▸ SHORT EXERCISE
Copy the lines holding the word "screenshot", all of them.

▸ INPUT MATERIAL
___
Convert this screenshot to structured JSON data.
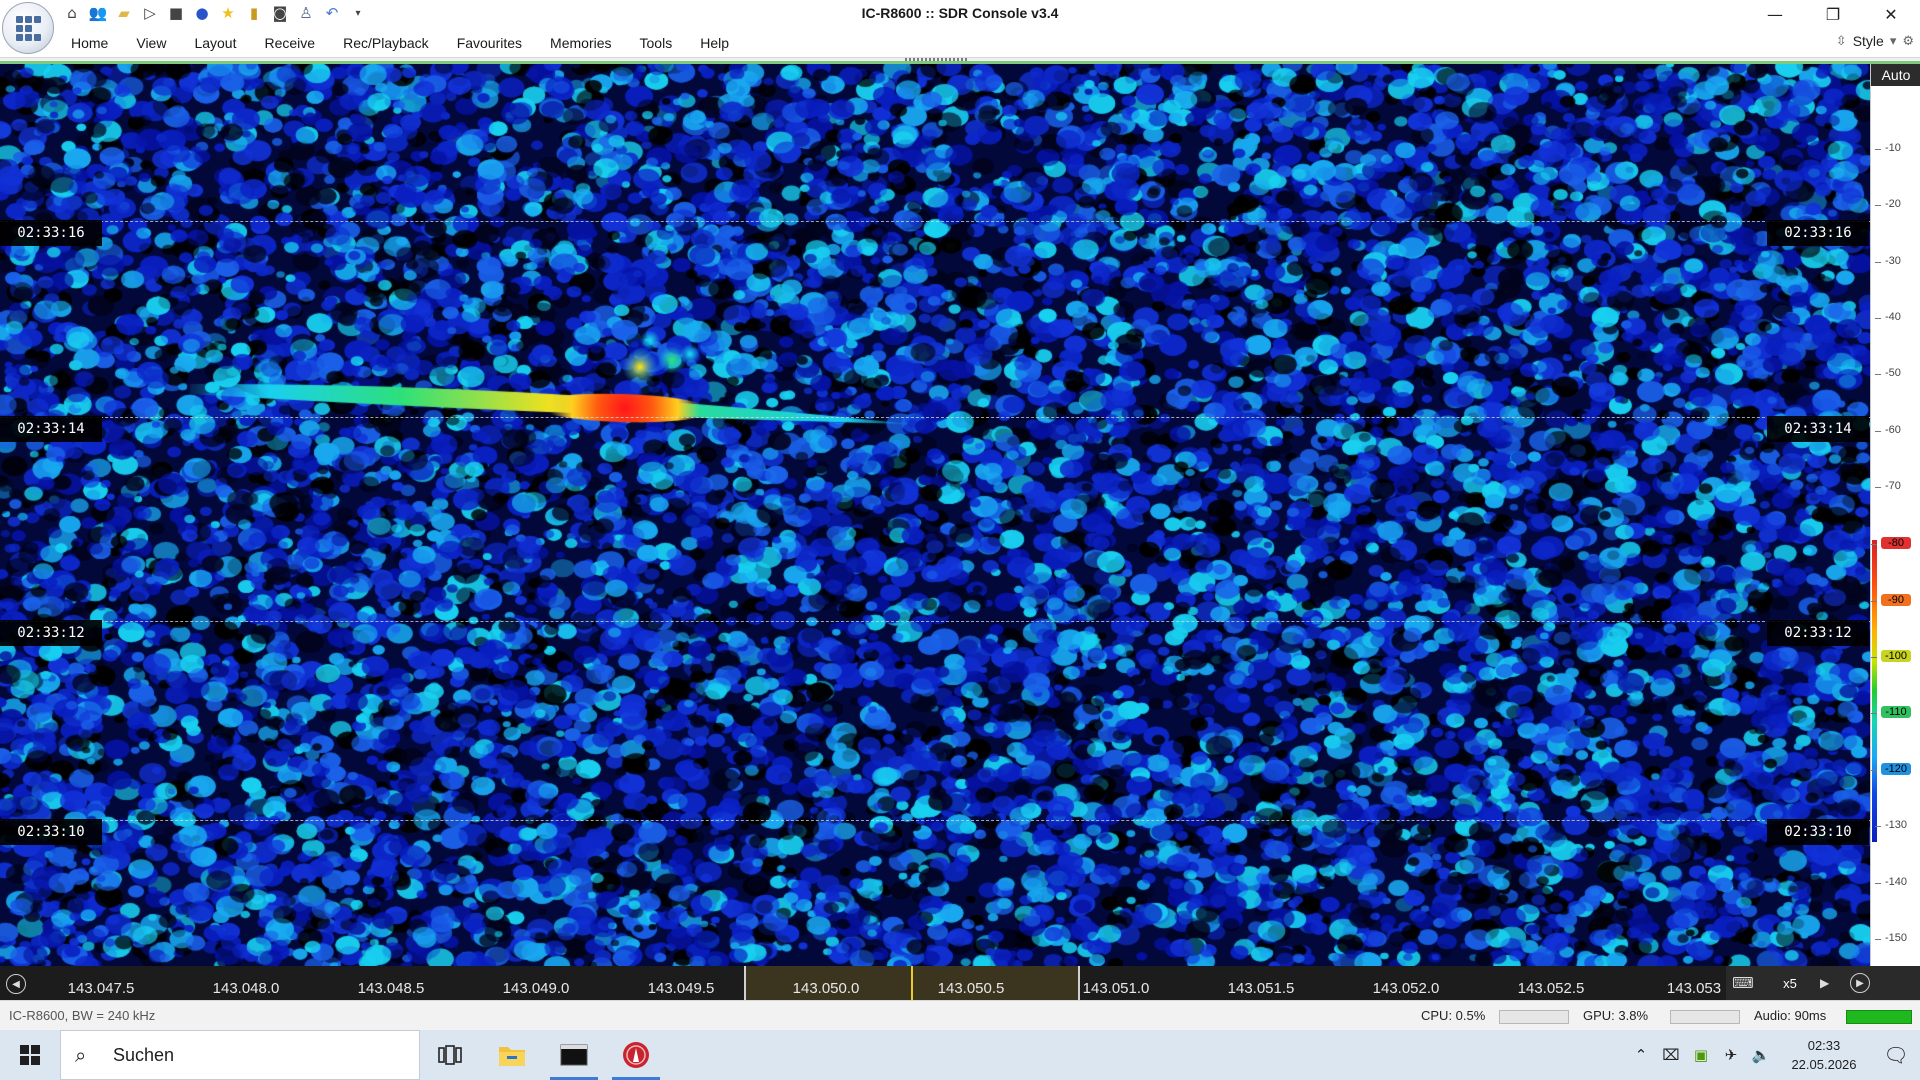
___
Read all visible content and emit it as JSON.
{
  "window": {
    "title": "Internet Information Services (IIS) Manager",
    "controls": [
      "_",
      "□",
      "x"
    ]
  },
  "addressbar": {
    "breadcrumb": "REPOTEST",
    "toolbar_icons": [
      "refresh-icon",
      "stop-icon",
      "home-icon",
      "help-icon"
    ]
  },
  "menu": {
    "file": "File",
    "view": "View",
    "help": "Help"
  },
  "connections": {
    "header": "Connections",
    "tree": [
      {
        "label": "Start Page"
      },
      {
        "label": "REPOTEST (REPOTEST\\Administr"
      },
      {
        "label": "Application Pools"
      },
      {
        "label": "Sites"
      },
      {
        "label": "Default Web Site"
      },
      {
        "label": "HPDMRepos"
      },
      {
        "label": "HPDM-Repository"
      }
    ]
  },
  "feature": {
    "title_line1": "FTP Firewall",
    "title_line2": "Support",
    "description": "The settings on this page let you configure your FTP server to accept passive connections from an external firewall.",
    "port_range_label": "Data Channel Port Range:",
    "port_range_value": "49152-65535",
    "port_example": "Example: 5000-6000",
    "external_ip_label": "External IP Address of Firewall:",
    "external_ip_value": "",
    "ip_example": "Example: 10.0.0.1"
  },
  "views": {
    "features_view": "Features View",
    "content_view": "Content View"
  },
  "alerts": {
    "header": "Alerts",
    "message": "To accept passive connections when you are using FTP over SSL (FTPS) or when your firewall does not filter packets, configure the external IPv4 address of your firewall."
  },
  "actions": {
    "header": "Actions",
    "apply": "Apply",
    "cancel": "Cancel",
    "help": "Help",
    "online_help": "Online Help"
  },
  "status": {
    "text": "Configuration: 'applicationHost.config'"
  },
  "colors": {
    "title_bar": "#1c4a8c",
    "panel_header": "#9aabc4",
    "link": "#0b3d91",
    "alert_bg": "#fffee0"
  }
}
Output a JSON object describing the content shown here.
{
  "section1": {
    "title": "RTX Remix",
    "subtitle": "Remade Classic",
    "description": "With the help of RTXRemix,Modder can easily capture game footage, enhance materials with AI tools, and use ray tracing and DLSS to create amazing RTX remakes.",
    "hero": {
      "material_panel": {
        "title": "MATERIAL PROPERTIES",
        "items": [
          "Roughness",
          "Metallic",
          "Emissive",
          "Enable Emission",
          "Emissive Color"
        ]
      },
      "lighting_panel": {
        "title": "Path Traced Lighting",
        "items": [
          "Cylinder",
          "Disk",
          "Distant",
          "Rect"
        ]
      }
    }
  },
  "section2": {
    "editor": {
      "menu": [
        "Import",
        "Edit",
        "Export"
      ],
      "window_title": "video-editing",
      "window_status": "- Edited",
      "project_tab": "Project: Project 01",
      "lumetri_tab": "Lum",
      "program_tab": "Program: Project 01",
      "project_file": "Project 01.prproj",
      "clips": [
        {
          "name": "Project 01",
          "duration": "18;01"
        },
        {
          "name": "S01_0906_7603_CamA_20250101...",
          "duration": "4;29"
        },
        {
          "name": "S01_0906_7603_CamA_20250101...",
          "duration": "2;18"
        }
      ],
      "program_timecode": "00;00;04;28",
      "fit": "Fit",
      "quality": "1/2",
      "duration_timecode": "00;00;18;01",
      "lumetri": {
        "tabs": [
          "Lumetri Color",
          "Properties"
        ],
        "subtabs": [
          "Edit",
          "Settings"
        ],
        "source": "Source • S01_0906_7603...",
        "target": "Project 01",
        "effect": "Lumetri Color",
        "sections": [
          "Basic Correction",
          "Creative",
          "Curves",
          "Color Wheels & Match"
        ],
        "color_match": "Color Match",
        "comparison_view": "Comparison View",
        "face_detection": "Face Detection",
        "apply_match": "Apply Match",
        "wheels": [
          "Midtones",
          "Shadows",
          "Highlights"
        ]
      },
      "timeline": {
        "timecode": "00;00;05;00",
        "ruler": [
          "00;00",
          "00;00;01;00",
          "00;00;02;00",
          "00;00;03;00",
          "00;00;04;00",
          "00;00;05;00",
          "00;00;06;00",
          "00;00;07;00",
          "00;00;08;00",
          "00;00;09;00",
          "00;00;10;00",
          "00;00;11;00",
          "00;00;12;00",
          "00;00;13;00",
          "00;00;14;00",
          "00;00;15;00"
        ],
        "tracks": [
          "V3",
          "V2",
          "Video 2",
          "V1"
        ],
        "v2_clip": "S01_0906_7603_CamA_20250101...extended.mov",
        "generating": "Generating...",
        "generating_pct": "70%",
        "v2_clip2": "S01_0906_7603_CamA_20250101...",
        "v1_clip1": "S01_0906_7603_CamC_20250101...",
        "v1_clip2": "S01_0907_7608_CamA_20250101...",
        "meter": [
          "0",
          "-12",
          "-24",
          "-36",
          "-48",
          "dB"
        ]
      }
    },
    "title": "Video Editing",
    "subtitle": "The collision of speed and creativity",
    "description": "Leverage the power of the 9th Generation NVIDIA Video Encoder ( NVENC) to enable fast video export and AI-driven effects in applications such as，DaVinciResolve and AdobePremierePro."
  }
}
___
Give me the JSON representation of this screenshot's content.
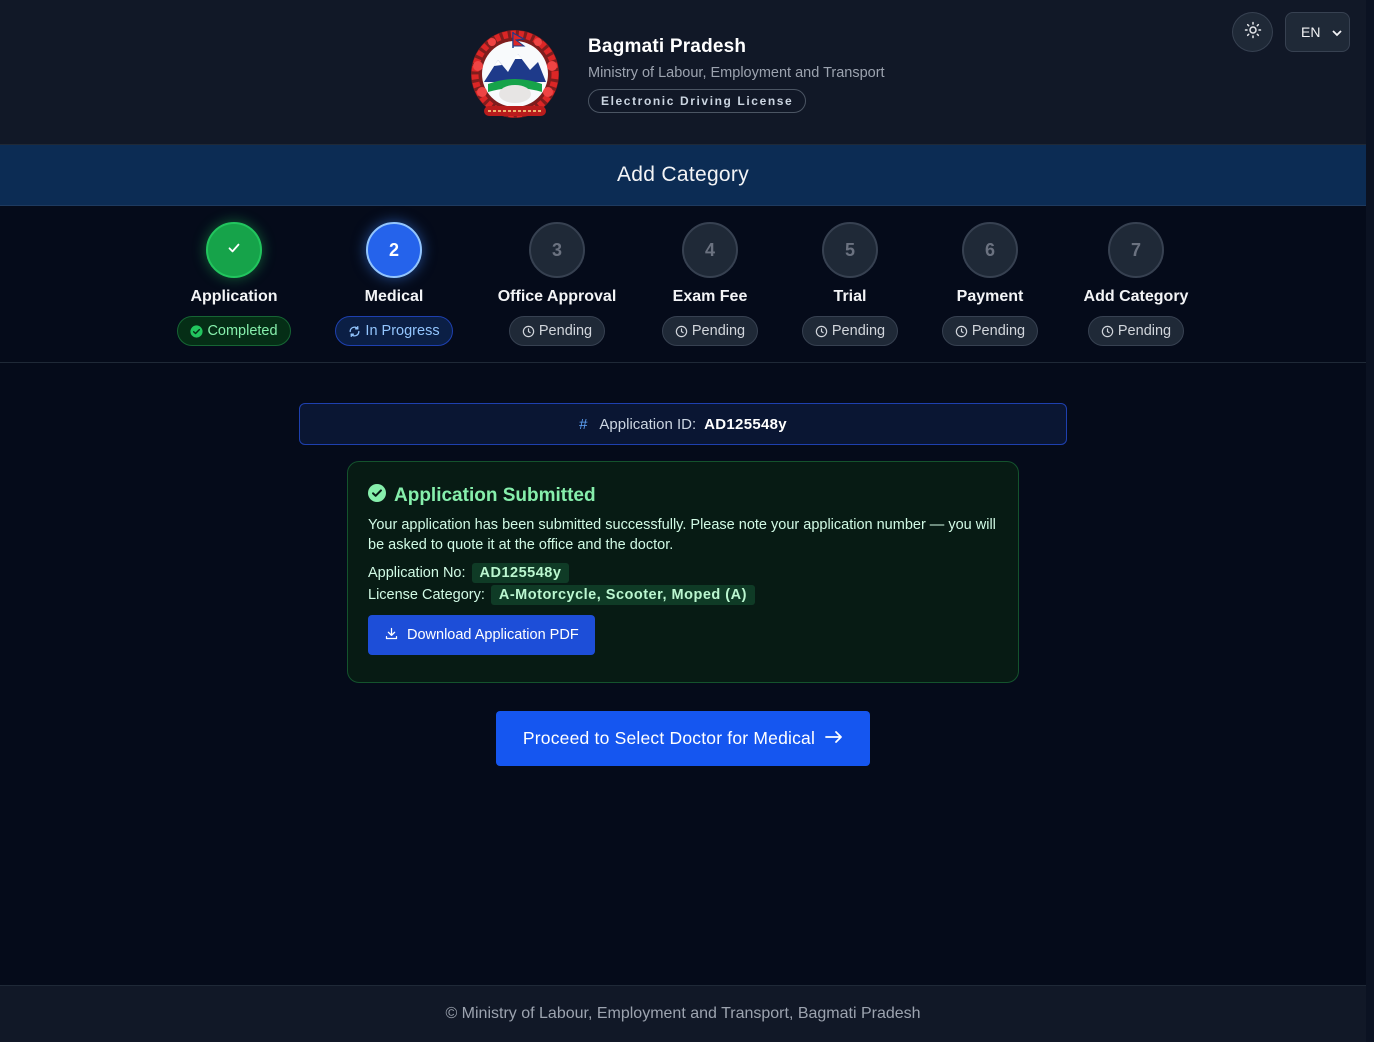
___
▸ RESULT OF THE EXERCISE
Convert this screenshot to structured JSON data.
Give me the JSON representation of this screenshot's content.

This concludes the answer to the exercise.